>>>

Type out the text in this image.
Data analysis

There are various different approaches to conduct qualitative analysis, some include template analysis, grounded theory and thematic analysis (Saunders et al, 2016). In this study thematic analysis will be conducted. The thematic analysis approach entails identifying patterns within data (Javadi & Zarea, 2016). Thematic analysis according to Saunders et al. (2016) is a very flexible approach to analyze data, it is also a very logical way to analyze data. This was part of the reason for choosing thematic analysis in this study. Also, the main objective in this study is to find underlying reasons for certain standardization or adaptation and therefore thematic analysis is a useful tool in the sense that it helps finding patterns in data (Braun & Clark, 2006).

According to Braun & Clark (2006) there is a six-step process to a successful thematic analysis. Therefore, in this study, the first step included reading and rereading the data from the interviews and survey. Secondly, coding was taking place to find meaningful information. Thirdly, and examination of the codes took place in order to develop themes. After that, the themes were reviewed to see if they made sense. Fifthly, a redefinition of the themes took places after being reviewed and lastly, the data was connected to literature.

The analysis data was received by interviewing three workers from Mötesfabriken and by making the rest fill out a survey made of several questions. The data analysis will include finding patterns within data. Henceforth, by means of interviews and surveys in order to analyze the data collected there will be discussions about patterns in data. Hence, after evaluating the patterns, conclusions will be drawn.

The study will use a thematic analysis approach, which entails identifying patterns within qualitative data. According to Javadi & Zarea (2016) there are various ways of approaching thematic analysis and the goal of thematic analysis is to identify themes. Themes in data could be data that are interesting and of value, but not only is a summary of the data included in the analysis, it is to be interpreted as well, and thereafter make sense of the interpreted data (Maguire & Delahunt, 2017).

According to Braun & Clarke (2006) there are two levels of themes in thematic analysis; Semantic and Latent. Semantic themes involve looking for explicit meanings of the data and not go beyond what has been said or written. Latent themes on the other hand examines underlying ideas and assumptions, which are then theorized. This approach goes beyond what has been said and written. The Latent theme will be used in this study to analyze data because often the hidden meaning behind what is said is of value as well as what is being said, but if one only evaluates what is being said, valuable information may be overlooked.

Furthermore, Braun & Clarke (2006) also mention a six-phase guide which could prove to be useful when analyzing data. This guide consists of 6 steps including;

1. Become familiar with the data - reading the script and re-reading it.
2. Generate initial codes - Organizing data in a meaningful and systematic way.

<<<

> Written problem
Output the records above in their entirety, exactly.

> The reply
Type out the text in this image.
Data analysis

There are various different approaches to conduct qualitative analysis, some include template analysis, grounded theory and thematic analysis (Saunders et al, 2016). In this study thematic analysis will be conducted. The thematic analysis approach entails identifying patterns within data (Javadi & Zarea, 2016). Thematic analysis according to Saunders et al. (2016) is a very flexible approach to analyze data, it is also a very logical way to analyze data. This was part of the reason for choosing thematic analysis in this study. Also, the main objective in this study is to find underlying reasons for certain standardization or adaptation and therefore thematic analysis is a useful tool in the sense that it helps finding patterns in data (Braun & Clark, 2006).

According to Braun & Clark (2006) there is a six-step process to a successful thematic analysis. Therefore, in this study, the first step included reading and rereading the data from the interviews and survey. Secondly, coding was taking place to find meaningful information. Thirdly, and examination of the codes took place in order to develop themes. After that, the themes were reviewed to see if they made sense. Fifthly, a redefinition of the themes took places after being reviewed and lastly, the data was connected to literature.

The analysis data was received by interviewing three workers from Mötesfabriken and by making the rest fill out a survey made of several questions. The data analysis will include finding patterns within data. Henceforth, by means of interviews and surveys in order to analyze the data collected there will be discussions about patterns in data. Hence, after evaluating the patterns, conclusions will be drawn.

The study will use a thematic analysis approach, which entails identifying patterns within qualitative data. According to Javadi & Zarea (2016) there are various ways of approaching thematic analysis and the goal of thematic analysis is to identify themes. Themes in data could be data that are interesting and of value, but not only is a summary of the data included in the analysis, it is to be interpreted as well, and thereafter make sense of the interpreted data (Maguire & Delahunt, 2017).

According to Braun & Clarke (2006) there are two levels of themes in thematic analysis; Semantic and Latent. Semantic themes involve looking for explicit meanings of the data and not go beyond what has been said or written. Latent themes on the other hand examines underlying ideas and assumptions, which are then theorized. This approach goes beyond what has been said and written. The Latent theme will be used in this study to analyze data because often the hidden meaning behind what is said is of value as well as what is being said, but if one only evaluates what is being said, valuable information may be overlooked.

Furthermore, Braun & Clarke (2006) also mention a six-phase guide which could prove to be useful when analyzing data. This guide consists of 6 steps including;

1. Become familiar with the data - reading the script and re-reading it.
2. Generate initial codes - Organizing data in a meaningful and systematic way.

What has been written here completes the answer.